### Task to complete
Find each line containing the string "Willys". Copy it.

### Items from a dataset
====================
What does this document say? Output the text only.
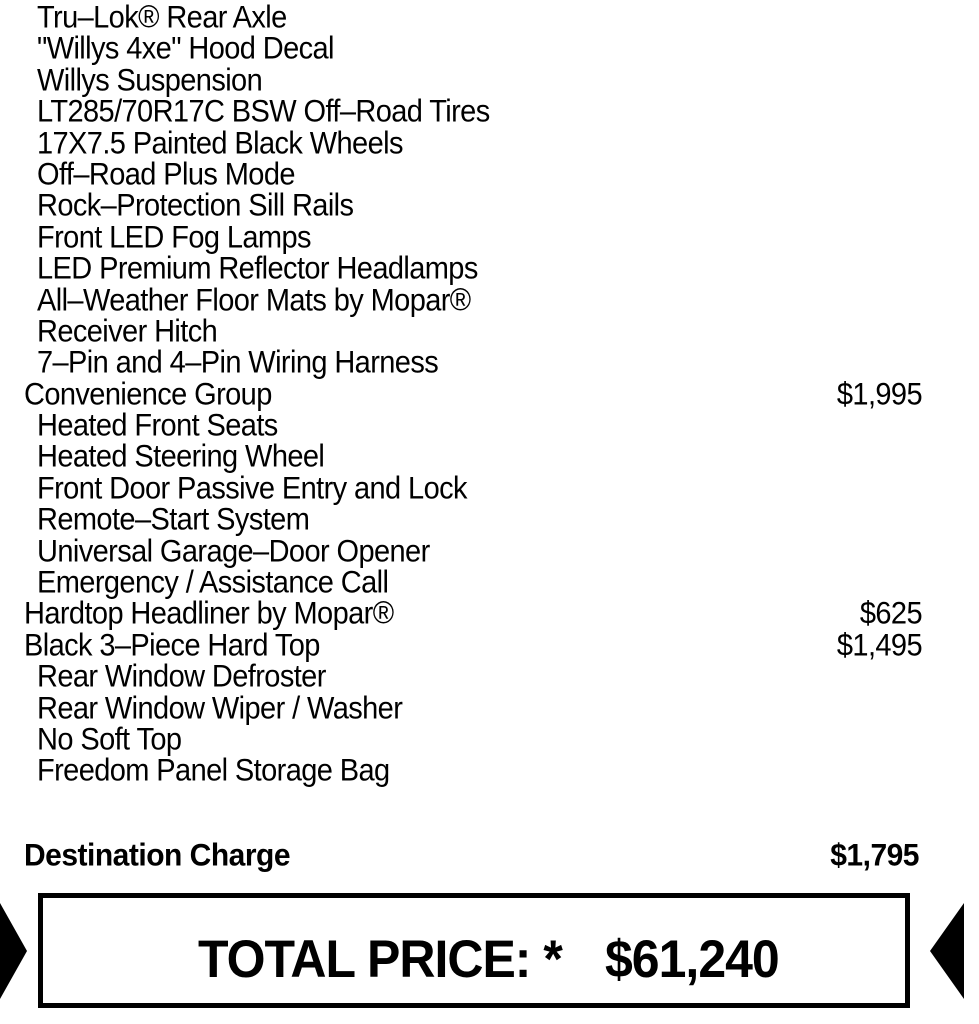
Tru–Lok® Rear Axle
"Willys 4xe" Hood Decal
Willys Suspension
LT285/70R17C BSW Off–Road Tires
17X7.5 Painted Black Wheels
Off–Road Plus Mode
Rock–Protection Sill Rails
Front LED Fog Lamps
LED Premium Reflector Headlamps
All–Weather Floor Mats by Mopar®
Receiver Hitch
7–Pin and 4–Pin Wiring Harness
Convenience Group	$1,995
Heated Front Seats
Heated Steering Wheel
Front Door Passive Entry and Lock
Remote–Start System
Universal Garage–Door Opener
Emergency / Assistance Call
Hardtop Headliner by Mopar®	$625
Black 3–Piece Hard Top	$1,495
Rear Window Defroster
Rear Window Wiper / Washer
No Soft Top
Freedom Panel Storage Bag
Destination Charge	$1,795
TOTAL PRICE: * $61,240
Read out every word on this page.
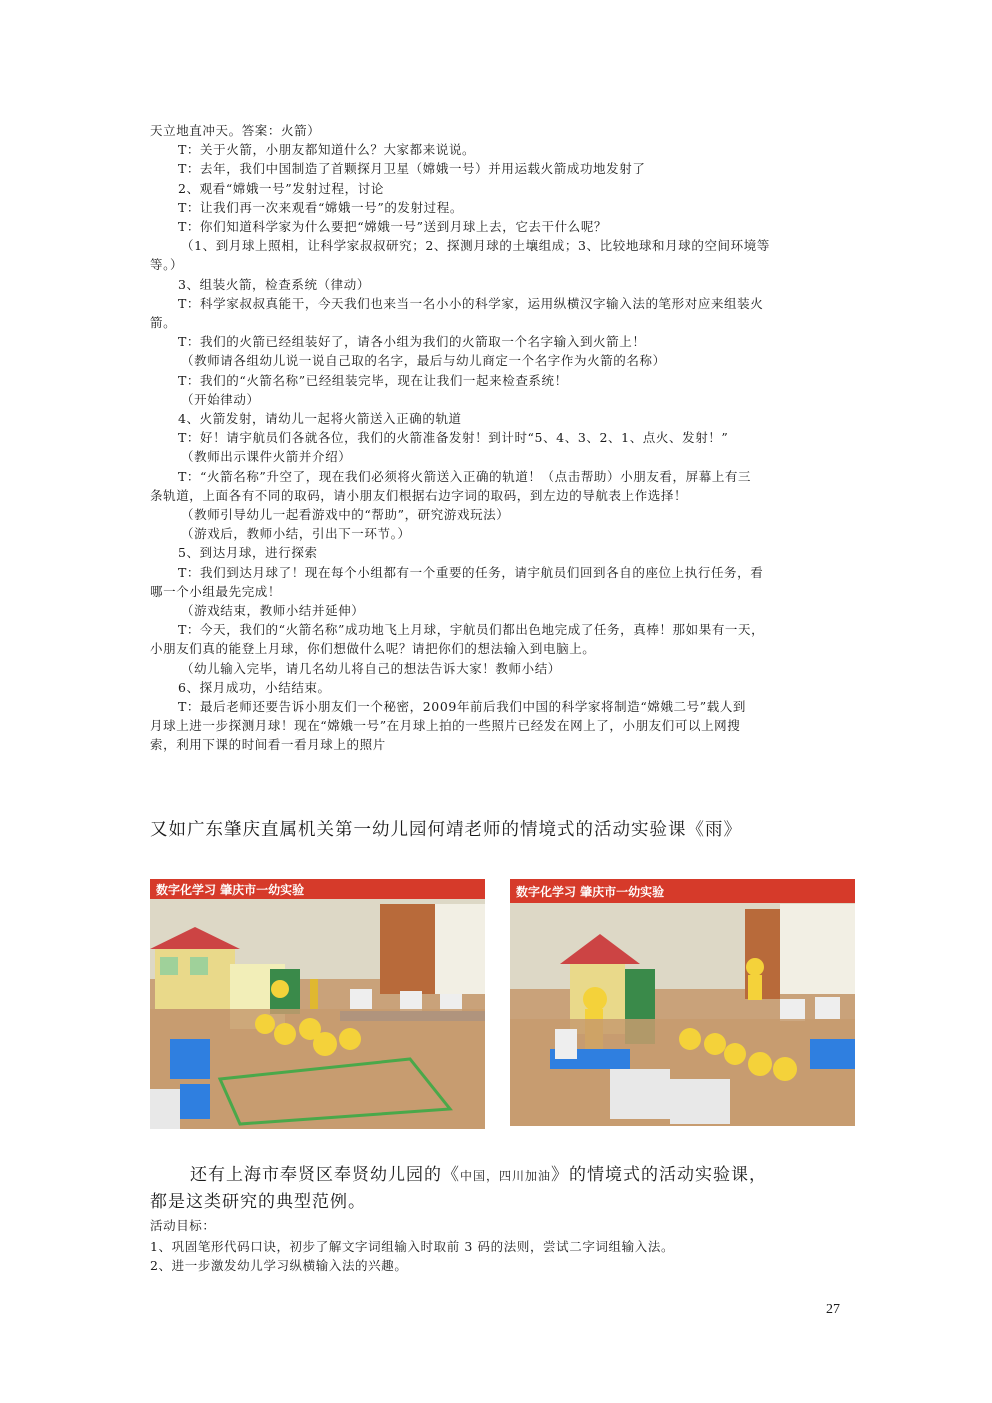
天立地直冲天。答案：火箭）
T：关于火箭，小朋友都知道什么？大家都来说说。
T：去年，我们中国制造了首颗探月卫星（嫦娥一号）并用运载火箭成功地发射了
2、观看“嫦娥一号”发射过程，讨论
T：让我们再一次来观看“嫦娥一号”的发射过程。
T：你们知道科学家为什么要把“嫦娥一号”送到月球上去，它去干什么呢？
（1、到月球上照相，让科学家叔叔研究；2、探测月球的土壤组成；3、比较地球和月球的空间环境等
等。）
3、组装火箭，检查系统（律动）
T：科学家叔叔真能干，今天我们也来当一名小小的科学家，运用纵横汉字输入法的笔形对应来组装火
箭。
T：我们的火箭已经组装好了，请各小组为我们的火箭取一个名字输入到火箭上！
（教师请各组幼儿说一说自己取的名字，最后与幼儿商定一个名字作为火箭的名称）
T：我们的“火箭名称”已经组装完毕，现在让我们一起来检查系统！
（开始律动）
4、火箭发射，请幼儿一起将火箭送入正确的轨道
T：好！请宇航员们各就各位，我们的火箭准备发射！到计时“5、4、3、2、1、点火、发射！”
（教师出示课件火箭并介绍）
T：“火箭名称”升空了，现在我们必须将火箭送入正确的轨道！（点击帮助）小朋友看，屏幕上有三
条轨道，上面各有不同的取码，请小朋友们根据右边字词的取码，到左边的导航表上作选择！
（教师引导幼儿一起看游戏中的“帮助”，研究游戏玩法）
（游戏后，教师小结，引出下一环节。）
5、到达月球，进行探索
T：我们到达月球了！现在每个小组都有一个重要的任务，请宇航员们回到各自的座位上执行任务，看
哪一个小组最先完成！
（游戏结束，教师小结并延伸）
T：今天，我们的“火箭名称”成功地飞上月球，宇航员们都出色地完成了任务，真棒！那如果有一天，
小朋友们真的能登上月球，你们想做什么呢？请把你们的想法输入到电脑上。
（幼儿输入完毕，请几名幼儿将自己的想法告诉大家！教师小结）
6、探月成功，小结结束。
T：最后老师还要告诉小朋友们一个秘密，2009年前后我们中国的科学家将制造“嫦娥二号”载人到
月球上进一步探测月球！现在“嫦娥一号”在月球上拍的一些照片已经发在网上了，小朋友们可以上网搜
索，利用下课的时间看一看月球上的照片
又如广东肇庆直属机关第一幼儿园何靖老师的情境式的活动实验课《雨》
数字化学习 肇庆市一幼实验	数字化学习 肇庆市一幼实验
还有上海市奉贤区奉贤幼儿园的《中国，四川加油》的情境式的活动实验课，
都是这类研究的典型范例。
活动目标：
1、巩固笔形代码口诀，初步了解文字词组输入时取前 3 码的法则，尝试二字词组输入法。
2、进一步激发幼儿学习纵横输入法的兴趣。
27
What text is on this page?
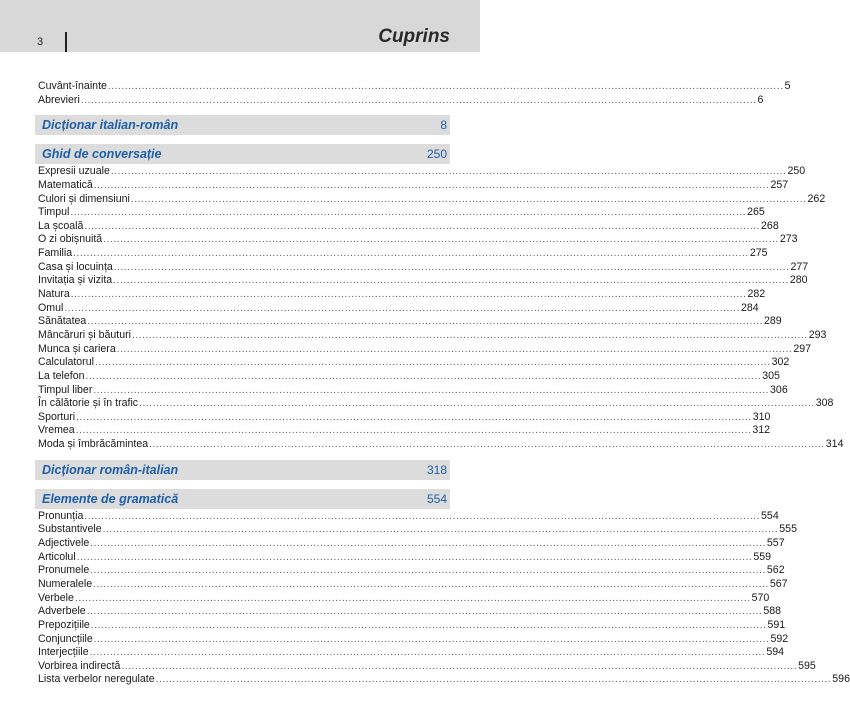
3	Cuprins
Cuvânt-înainte ........................................................................................................................................................................................................ 5
Abrevieri ........................................................................................................................................................................................................ 6
Dicționar italian-român	8
Ghid de conversație	250
Expresii uzuale ........................................................................................................................................................................................................ 250
Matematică ........................................................................................................................................................................................................ 257
Culori și dimensiuni ........................................................................................................................................................................................................ 262
Timpul ........................................................................................................................................................................................................ 265
La școală ........................................................................................................................................................................................................ 268
O zi obișnuită ........................................................................................................................................................................................................ 273
Familia ........................................................................................................................................................................................................ 275
Casa și locuința ........................................................................................................................................................................................................ 277
Invitația și vizita ........................................................................................................................................................................................................ 280
Natura ........................................................................................................................................................................................................ 282
Omul ........................................................................................................................................................................................................ 284
Sănătatea ........................................................................................................................................................................................................ 289
Mâncăruri și băuturi ........................................................................................................................................................................................................ 293
Munca și cariera ........................................................................................................................................................................................................ 297
Calculatorul ........................................................................................................................................................................................................ 302
La telefon ........................................................................................................................................................................................................ 305
Timpul liber ........................................................................................................................................................................................................ 306
În călătorie și în trafic ........................................................................................................................................................................................................ 308
Sporturi ........................................................................................................................................................................................................ 310
Vremea ........................................................................................................................................................................................................ 312
Moda și îmbrăcămintea ........................................................................................................................................................................................................ 314
Dicționar român-italian	318
Elemente de gramatică	554
Pronunția ........................................................................................................................................................................................................ 554
Substantivele ........................................................................................................................................................................................................ 555
Adjectivele ........................................................................................................................................................................................................ 557
Articolul ........................................................................................................................................................................................................ 559
Pronumele ........................................................................................................................................................................................................ 562
Numeralele ........................................................................................................................................................................................................ 567
Verbele ........................................................................................................................................................................................................ 570
Adverbele ........................................................................................................................................................................................................ 588
Prepozițiile ........................................................................................................................................................................................................ 591
Conjuncțiile ........................................................................................................................................................................................................ 592
Interjecțiile ........................................................................................................................................................................................................ 594
Vorbirea indirectă ........................................................................................................................................................................................................ 595
Lista verbelor neregulate ........................................................................................................................................................................................................ 596
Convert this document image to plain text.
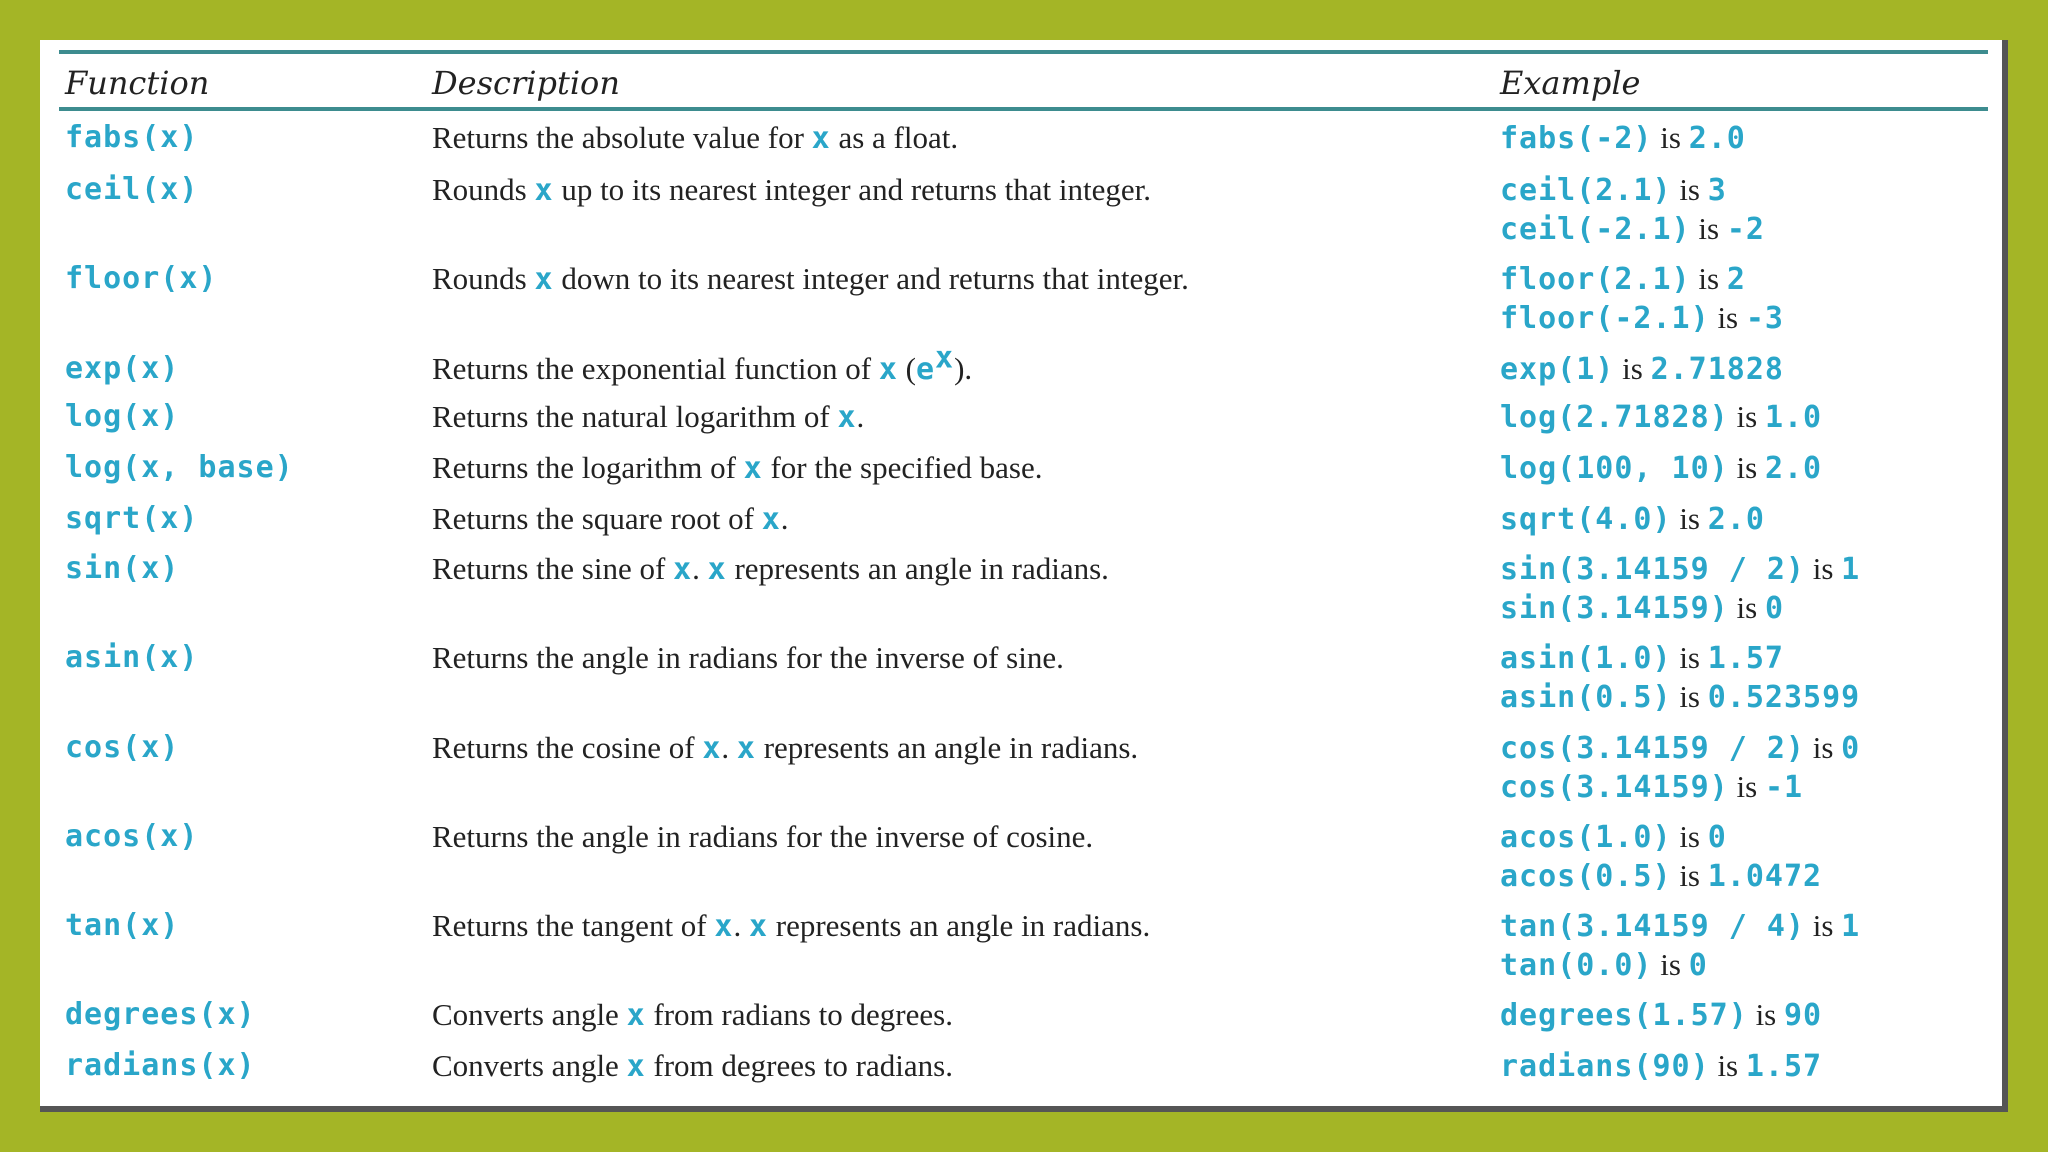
Function	Description	Example
fabs(x)	Returns the absolute value for x as a float.	fabs(-2) is 2.0
ceil(x)	Rounds x up to its nearest integer and returns that integer.	ceil(2.1) is 3
ceil(-2.1) is -2
floor(x)	Rounds x down to its nearest integer and returns that integer.	floor(2.1) is 2
floor(-2.1) is -3
exp(x)	Returns the exponential function of x $(e^x)$.	exp(1) is 2.71828
log(x)	Returns the natural logarithm of x.	log(2.71828) is 1.0
log(x, base)	Returns the logarithm of x for the specified base.	log(100, 10) is 2.0
sqrt(x)	Returns the square root of x.	sqrt(4.0) is 2.0
sin(x)	Returns the sine of x. x represents an angle in radians.	sin(3.14159 / 2) is 1
sin(3.14159) is 0
asin(x)	Returns the angle in radians for the inverse of sine.	asin(1.0) is 1.57
asin(0.5) is 0.523599
cos(x)	Returns the cosine of x. x represents an angle in radians.	cos(3.14159 / 2) is 0
cos(3.14159) is -1
acos(x)	Returns the angle in radians for the inverse of cosine.	acos(1.0) is 0
acos(0.5) is 1.0472
tan(x)	Returns the tangent of x. x represents an angle in radians.	tan(3.14159 / 4) is 1
tan(0.0) is 0
degrees(x)	Converts angle x from radians to degrees.	degrees(1.57) is 90
radians(x)	Converts angle x from degrees to radians.	radians(90) is 1.57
====================
### Complete answer
"Willys 4xe" Hood Decal
Willys Suspension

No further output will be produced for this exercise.